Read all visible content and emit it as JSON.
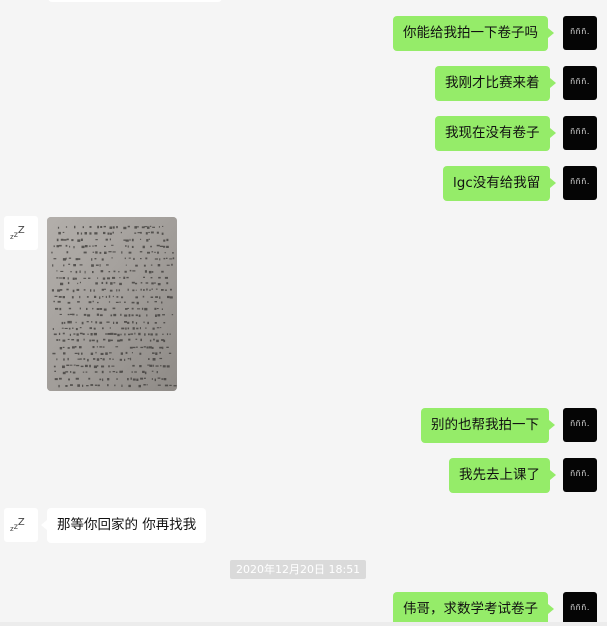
{
  "messages": {
    "m1": "你能给我拍一下卷子吗",
    "m2": "我刚才比赛来着",
    "m3": "我现在没有卷子",
    "m4": "lgc没有给我留",
    "m5": "别的也帮我拍一下",
    "m6": "我先去上课了",
    "m7": "那等你回家的 你再找我",
    "m8": "伟哥，求数学考试卷子"
  },
  "timestamp": "2020年12月20日 18:51",
  "avatars": {
    "self_text": "ñññ.",
    "self_icon": "self-avatar",
    "other_icon": "zzz-sleep-avatar"
  },
  "photo": {
    "icon": "exam-paper-photo"
  },
  "colors": {
    "background": "#f5f5f5",
    "self_bubble": "#95ec69",
    "other_bubble": "#ffffff",
    "self_avatar": "#050505",
    "timestamp_bg": "#dadada"
  }
}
++++++
● What the task asks
Your copy should repeat each entry above exactly but contain no pictures.

● Answer to this task
Read all visible content and emit it as JSON.
{
  "messages": {
    "m1": "你能给我拍一下卷子吗",
    "m2": "我刚才比赛来着",
    "m3": "我现在没有卷子",
    "m4": "lgc没有给我留",
    "m5": "别的也帮我拍一下",
    "m6": "我先去上课了",
    "m7": "那等你回家的 你再找我",
    "m8": "伟哥，求数学考试卷子"
  },
  "timestamp": "2020年12月20日 18:51",
  "avatars": {
    "self_text": "ñññ.",
    "self_icon": "self-avatar",
    "other_icon": "zzz-sleep-avatar"
  },
  "photo": {
    "icon": "exam-paper-photo"
  },
  "colors": {
    "background": "#f5f5f5",
    "self_bubble": "#95ec69",
    "other_bubble": "#ffffff",
    "self_avatar": "#050505",
    "timestamp_bg": "#dadada"
  }
}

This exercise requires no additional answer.